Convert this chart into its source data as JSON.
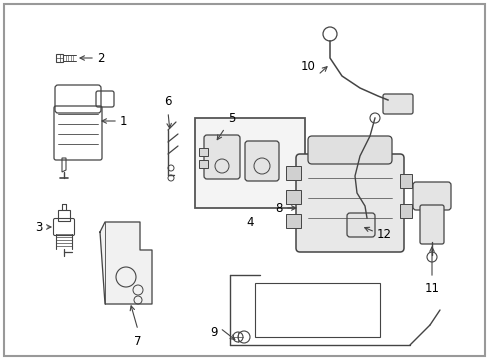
{
  "background_color": "#ffffff",
  "line_color": "#444444",
  "text_color": "#000000",
  "label_fontsize": 8.5,
  "fig_width": 4.89,
  "fig_height": 3.6,
  "dpi": 100
}
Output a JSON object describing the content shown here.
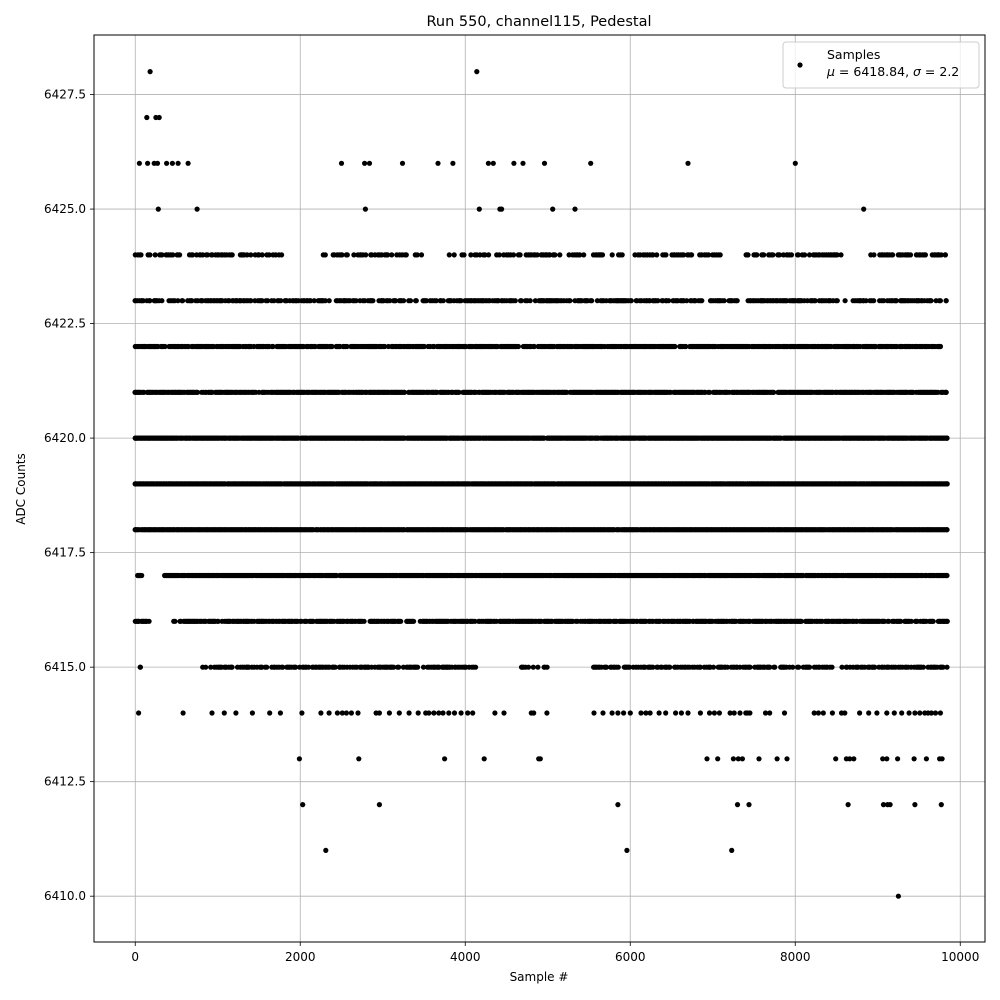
{
  "chart_data": {
    "type": "scatter",
    "title": "Run 550, channel115, Pedestal",
    "xlabel": "Sample #",
    "ylabel": "ADC Counts",
    "xlim": [
      -500,
      10300
    ],
    "ylim": [
      6409.0,
      6428.8
    ],
    "grid": true,
    "legend_position": "top-right",
    "x_ticks": [
      0,
      2000,
      4000,
      6000,
      8000,
      10000
    ],
    "x_tick_labels": [
      "0",
      "2000",
      "4000",
      "6000",
      "8000",
      "10000"
    ],
    "y_ticks": [
      6410.0,
      6412.5,
      6415.0,
      6417.5,
      6420.0,
      6422.5,
      6425.0,
      6427.5
    ],
    "y_tick_labels": [
      "6410.0",
      "6412.5",
      "6415.0",
      "6417.5",
      "6420.0",
      "6422.5",
      "6425.0",
      "6427.5"
    ],
    "marker_color": "#000000",
    "legend": {
      "series_name": "Samples",
      "stats_mu_symbol": "μ",
      "stats_mu_text": " = 6418.84, ",
      "stats_sigma_symbol": "σ",
      "stats_sigma_text": " = 2.2"
    },
    "stats": {
      "mu": 6418.84,
      "sigma": 2.2
    },
    "series": [
      {
        "name": "Samples",
        "bands": [
          {
            "y": 6428,
            "x": [
              180,
              4140
            ]
          },
          {
            "y": 6427,
            "x": [
              140,
              250,
              290
            ]
          },
          {
            "y": 6426,
            "x": [
              50,
              150,
              230,
              270,
              380,
              450,
              520,
              640,
              2500,
              2780,
              2840,
              3240,
              3670,
              3850,
              4280,
              4340,
              4590,
              4700,
              4960,
              5520,
              6700,
              8000
            ]
          },
          {
            "y": 6425,
            "x": [
              280,
              750,
              2790,
              4170,
              4420,
              4440,
              5060,
              5330,
              8830
            ]
          },
          {
            "y": 6414,
            "x": [
              40,
              580,
              930,
              1080,
              1220,
              1420,
              1630,
              1760,
              2020,
              2250,
              2350,
              2450,
              2510,
              2560,
              2620,
              2700,
              2920,
              2960,
              3080,
              3200,
              3320,
              3430,
              3520,
              3560,
              3620,
              3680,
              3730,
              3800,
              3870,
              3950,
              4030,
              4090,
              4360,
              4470,
              4800,
              4830,
              4990,
              5560,
              5670,
              5780,
              5850,
              5920,
              6000,
              6130,
              6190,
              6240,
              6350,
              6430,
              6550,
              6620,
              6700,
              6850,
              6960,
              7020,
              7080,
              7210,
              7260,
              7330,
              7400,
              7420,
              7450,
              7640,
              7690,
              7870,
              8230,
              8280,
              8340,
              8450,
              8560,
              8600,
              8780,
              8890,
              8990,
              9110,
              9200,
              9290,
              9380,
              9450,
              9510,
              9570,
              9610,
              9650,
              9700,
              9760
            ]
          },
          {
            "y": 6413,
            "x": [
              1990,
              2710,
              3750,
              4230,
              4890,
              4910,
              6930,
              7060,
              7250,
              7310,
              7360,
              7560,
              7780,
              7900,
              8490,
              8620,
              8660,
              8710,
              9060,
              9110,
              9240,
              9440,
              9590,
              9750,
              9780
            ]
          },
          {
            "y": 6412,
            "x": [
              2030,
              2960,
              5850,
              7300,
              7440,
              8640,
              9070,
              9120,
              9150,
              9450,
              9770
            ]
          },
          {
            "y": 6411,
            "x": [
              2310,
              5960,
              7230
            ]
          },
          {
            "y": 6410,
            "x": [
              9250
            ]
          }
        ],
        "dense_bands": [
          {
            "y": 6424,
            "density": 0.35,
            "gaps": [
              [
                1800,
                2270
              ],
              [
                3500,
                3800
              ],
              [
                7100,
                7400
              ],
              [
                8600,
                8800
              ]
            ],
            "xmin": 0,
            "xmax": 9820
          },
          {
            "y": 6423,
            "density": 0.55,
            "gaps": [
              [
                7300,
                7420
              ]
            ],
            "xmin": 0,
            "xmax": 9830
          },
          {
            "y": 6422,
            "density": 0.75,
            "gaps": [],
            "xmin": 0,
            "xmax": 9760
          },
          {
            "y": 6421,
            "density": 0.85,
            "gaps": [],
            "xmin": 0,
            "xmax": 9830
          },
          {
            "y": 6420,
            "density": 0.95,
            "gaps": [],
            "xmin": 0,
            "xmax": 9840
          },
          {
            "y": 6419,
            "density": 0.98,
            "gaps": [],
            "xmin": 0,
            "xmax": 9840
          },
          {
            "y": 6418,
            "density": 0.98,
            "gaps": [],
            "xmin": 0,
            "xmax": 9840
          },
          {
            "y": 6417,
            "density": 0.92,
            "gaps": [
              [
                80,
                350
              ]
            ],
            "xmin": 30,
            "xmax": 9840
          },
          {
            "y": 6416,
            "density": 0.75,
            "gaps": [
              [
                180,
                460
              ],
              [
                2780,
                2840
              ]
            ],
            "xmin": 0,
            "xmax": 9840
          },
          {
            "y": 6415,
            "density": 0.5,
            "gaps": [
              [
                80,
                780
              ],
              [
                4150,
                4660
              ],
              [
                5000,
                5520
              ]
            ],
            "xmin": 60,
            "xmax": 9840
          }
        ]
      }
    ]
  }
}
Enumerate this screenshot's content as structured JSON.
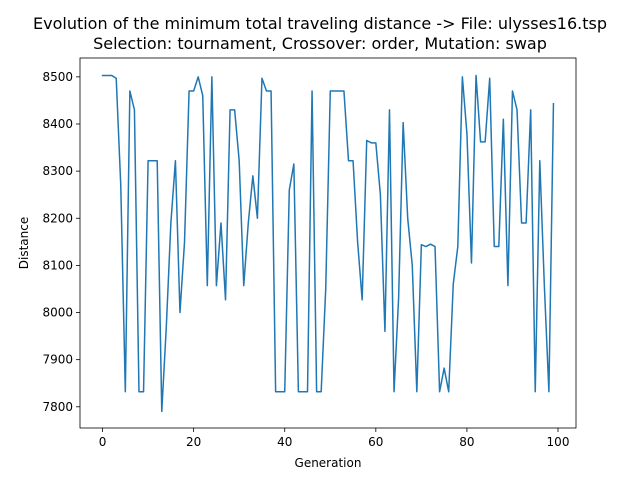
{
  "chart_data": {
    "type": "line",
    "title": "Evolution of the minimum total traveling distance -> File: ulysses16.tsp",
    "subtitle": "Selection: tournament, Crossover: order, Mutation: swap",
    "xlabel": "Generation",
    "ylabel": "Distance",
    "xlim": [
      -4.95,
      103.95
    ],
    "ylim": [
      7755,
      8540
    ],
    "xticks": [
      0,
      20,
      40,
      60,
      80,
      100
    ],
    "yticks": [
      7800,
      7900,
      8000,
      8100,
      8200,
      8300,
      8400,
      8500
    ],
    "grid": false,
    "series": [
      {
        "color": "#1f77b4",
        "x": [
          0,
          1,
          2,
          3,
          4,
          5,
          6,
          7,
          8,
          9,
          10,
          11,
          12,
          13,
          14,
          15,
          16,
          17,
          18,
          19,
          20,
          21,
          22,
          23,
          24,
          25,
          26,
          27,
          28,
          29,
          30,
          31,
          32,
          33,
          34,
          35,
          36,
          37,
          38,
          39,
          40,
          41,
          42,
          43,
          44,
          45,
          46,
          47,
          48,
          49,
          50,
          51,
          52,
          53,
          54,
          55,
          56,
          57,
          58,
          59,
          60,
          61,
          62,
          63,
          64,
          65,
          66,
          67,
          68,
          69,
          70,
          71,
          72,
          73,
          74,
          75,
          76,
          77,
          78,
          79,
          80,
          81,
          82,
          83,
          84,
          85,
          86,
          87,
          88,
          89,
          90,
          91,
          92,
          93,
          94,
          95,
          96,
          97,
          98,
          99
        ],
        "values": [
          8503,
          8503,
          8503,
          8497,
          8270,
          7832,
          8470,
          8430,
          7832,
          7832,
          8322,
          8322,
          8322,
          7790,
          7970,
          8190,
          8322,
          8000,
          8150,
          8470,
          8470,
          8500,
          8460,
          8057,
          8500,
          8057,
          8190,
          8027,
          8430,
          8430,
          8322,
          8057,
          8190,
          8290,
          8200,
          8497,
          8470,
          8470,
          7832,
          7832,
          7832,
          8260,
          8315,
          7832,
          7832,
          7832,
          8470,
          7832,
          7832,
          8050,
          8470,
          8470,
          8470,
          8470,
          8322,
          8322,
          8150,
          8027,
          8365,
          8360,
          8360,
          8250,
          7960,
          8430,
          7832,
          8030,
          8403,
          8200,
          8100,
          7832,
          8144,
          8140,
          8145,
          8140,
          7832,
          7882,
          7832,
          8060,
          8140,
          8500,
          8380,
          8105,
          8503,
          8362,
          8362,
          8497,
          8140,
          8140,
          8410,
          8057,
          8470,
          8430,
          8190,
          8190,
          8430,
          7832,
          8322,
          8057,
          7832,
          8443
        ]
      }
    ]
  }
}
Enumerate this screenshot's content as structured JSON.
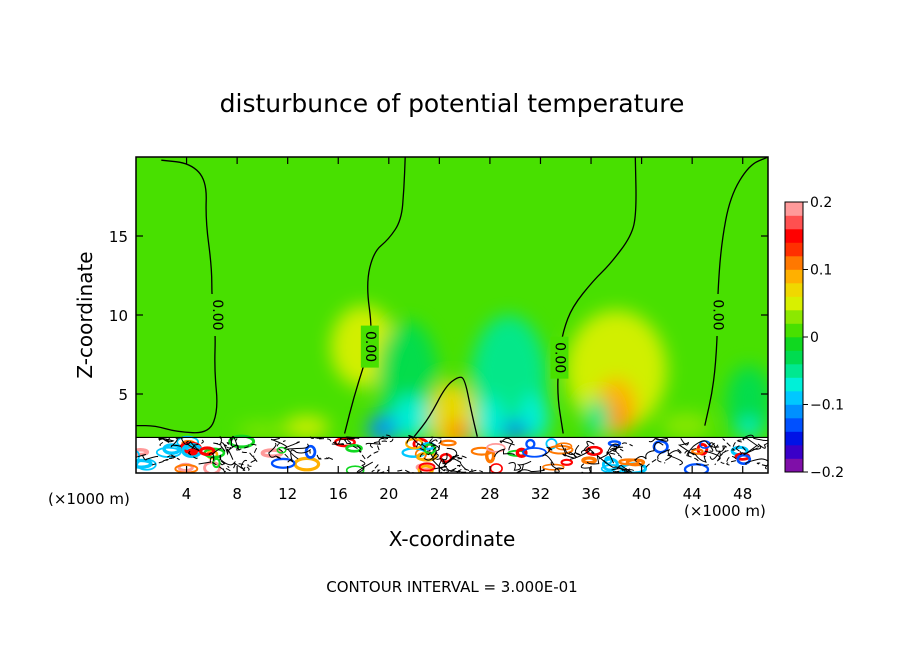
{
  "chart_data": {
    "type": "heatmap",
    "title": "disturbunce of potential temperature",
    "xlabel": "X-coordinate",
    "ylabel": "Z-coordinate",
    "x_unit": "(×1000 m)",
    "y_unit": "(×1000 m)",
    "footer": "CONTOUR INTERVAL = 3.000E-01",
    "xlim": [
      0,
      50
    ],
    "ylim": [
      0,
      20
    ],
    "x_ticks": [
      "4",
      "8",
      "12",
      "16",
      "20",
      "24",
      "28",
      "32",
      "36",
      "40",
      "44",
      "48"
    ],
    "y_ticks": [
      "5",
      "10",
      "15"
    ],
    "x_tick_values": [
      4,
      8,
      12,
      16,
      20,
      24,
      28,
      32,
      36,
      40,
      44,
      48
    ],
    "y_tick_values": [
      5,
      10,
      15
    ],
    "colorbar": {
      "range": [
        -0.2,
        0.2
      ],
      "tick_labels": [
        "0.2",
        "0.1",
        "0",
        "−0.1",
        "−0.2"
      ],
      "tick_values": [
        0.2,
        0.1,
        0,
        -0.1,
        -0.2
      ],
      "colors": [
        "#7f0fa8",
        "#3a00c8",
        "#0012e6",
        "#0050ff",
        "#0090ff",
        "#00c8ff",
        "#00f0d8",
        "#00e890",
        "#00dc50",
        "#10d820",
        "#48e000",
        "#8ce800",
        "#d8f000",
        "#f0d800",
        "#ffb000",
        "#ff7800",
        "#ff3000",
        "#ff0000",
        "#ff5050",
        "#ff9a9a"
      ]
    },
    "background_value": 0.0,
    "contour_label": "0.00",
    "zero_contours": [
      {
        "label_at": [
          6.4,
          10.0
        ],
        "points": [
          [
            0,
            3.0
          ],
          [
            1.5,
            3.0
          ],
          [
            3.2,
            2.6
          ],
          [
            5.8,
            2.5
          ],
          [
            6.5,
            4.0
          ],
          [
            6.2,
            6.5
          ],
          [
            6.3,
            9.0
          ],
          [
            6.0,
            11.0
          ],
          [
            6.0,
            13.0
          ],
          [
            5.5,
            16.0
          ],
          [
            5.6,
            18.5
          ],
          [
            4.3,
            19.6
          ],
          [
            2.0,
            19.8
          ]
        ]
      },
      {
        "label_at": [
          18.5,
          8.0
        ],
        "points": [
          [
            16.5,
            2.5
          ],
          [
            17.3,
            5.0
          ],
          [
            18.3,
            7.5
          ],
          [
            18.7,
            9.0
          ],
          [
            18.2,
            12.0
          ],
          [
            18.8,
            14.0
          ],
          [
            20.0,
            14.8
          ],
          [
            21.0,
            16.0
          ],
          [
            21.2,
            18.0
          ],
          [
            21.3,
            20.0
          ]
        ]
      },
      {
        "label_at": [
          33.5,
          7.3
        ],
        "points": [
          [
            33.8,
            2.5
          ],
          [
            33.3,
            5.0
          ],
          [
            33.5,
            7.5
          ],
          [
            33.8,
            9.0
          ],
          [
            34.5,
            10.5
          ],
          [
            36.2,
            12.2
          ],
          [
            37.5,
            13.2
          ],
          [
            39.2,
            15.0
          ],
          [
            39.6,
            16.5
          ],
          [
            39.5,
            20.0
          ]
        ]
      },
      {
        "label_at": [
          46.0,
          10.0
        ],
        "points": [
          [
            45.0,
            3.0
          ],
          [
            45.7,
            5.5
          ],
          [
            46.0,
            8.5
          ],
          [
            46.0,
            11.0
          ],
          [
            46.3,
            14.5
          ],
          [
            47.0,
            17.5
          ],
          [
            48.5,
            19.5
          ],
          [
            50.0,
            20.0
          ]
        ]
      },
      {
        "label_at": null,
        "points": [
          [
            22.0,
            2.3
          ],
          [
            23.2,
            3.5
          ],
          [
            24.5,
            5.5
          ],
          [
            25.5,
            6.1
          ],
          [
            26.0,
            6.0
          ],
          [
            26.5,
            4.0
          ],
          [
            27.0,
            2.3
          ]
        ]
      }
    ],
    "field_blobs": [
      {
        "x": 18.0,
        "z": 8.0,
        "rx": 2.6,
        "rz": 2.6,
        "value": 0.05
      },
      {
        "x": 21.5,
        "z": 6.0,
        "rx": 2.4,
        "rz": 3.6,
        "value": -0.03
      },
      {
        "x": 21.8,
        "z": 3.5,
        "rx": 1.6,
        "rz": 1.4,
        "value": -0.07
      },
      {
        "x": 19.5,
        "z": 2.8,
        "rx": 1.2,
        "rz": 0.9,
        "value": -0.12
      },
      {
        "x": 25.0,
        "z": 3.6,
        "rx": 1.8,
        "rz": 2.2,
        "value": 0.06
      },
      {
        "x": 25.5,
        "z": 2.6,
        "rx": 1.0,
        "rz": 0.6,
        "value": 0.12
      },
      {
        "x": 29.5,
        "z": 6.0,
        "rx": 3.0,
        "rz": 4.0,
        "value": -0.04
      },
      {
        "x": 28.0,
        "z": 3.2,
        "rx": 1.2,
        "rz": 1.6,
        "value": -0.08
      },
      {
        "x": 31.5,
        "z": 3.5,
        "rx": 1.2,
        "rz": 1.5,
        "value": -0.08
      },
      {
        "x": 30.0,
        "z": 2.7,
        "rx": 1.0,
        "rz": 0.5,
        "value": -0.13
      },
      {
        "x": 38.0,
        "z": 6.5,
        "rx": 4.0,
        "rz": 3.8,
        "value": 0.05
      },
      {
        "x": 38.0,
        "z": 4.2,
        "rx": 1.6,
        "rz": 1.8,
        "value": 0.08
      },
      {
        "x": 38.2,
        "z": 3.6,
        "rx": 0.6,
        "rz": 0.6,
        "value": 0.11
      },
      {
        "x": 36.5,
        "z": 3.5,
        "rx": 1.0,
        "rz": 1.2,
        "value": -0.05
      },
      {
        "x": 48.5,
        "z": 4.5,
        "rx": 1.8,
        "rz": 2.3,
        "value": -0.03
      },
      {
        "x": 48.5,
        "z": 2.8,
        "rx": 0.9,
        "rz": 0.6,
        "value": -0.08
      },
      {
        "x": 13.5,
        "z": 2.9,
        "rx": 1.8,
        "rz": 0.7,
        "value": 0.04
      },
      {
        "x": 10.0,
        "z": 2.7,
        "rx": 2.0,
        "rz": 0.4,
        "value": 0.03
      },
      {
        "x": 43.5,
        "z": 3.0,
        "rx": 2.0,
        "rz": 0.8,
        "value": 0.03
      }
    ],
    "boundary_layer_top": 2.25
  }
}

■ **TASK**
Give the number of lines in the entries that hold the word "density", and nothing else.

■ **OUTPUT FOR THIS EXERCISE**
10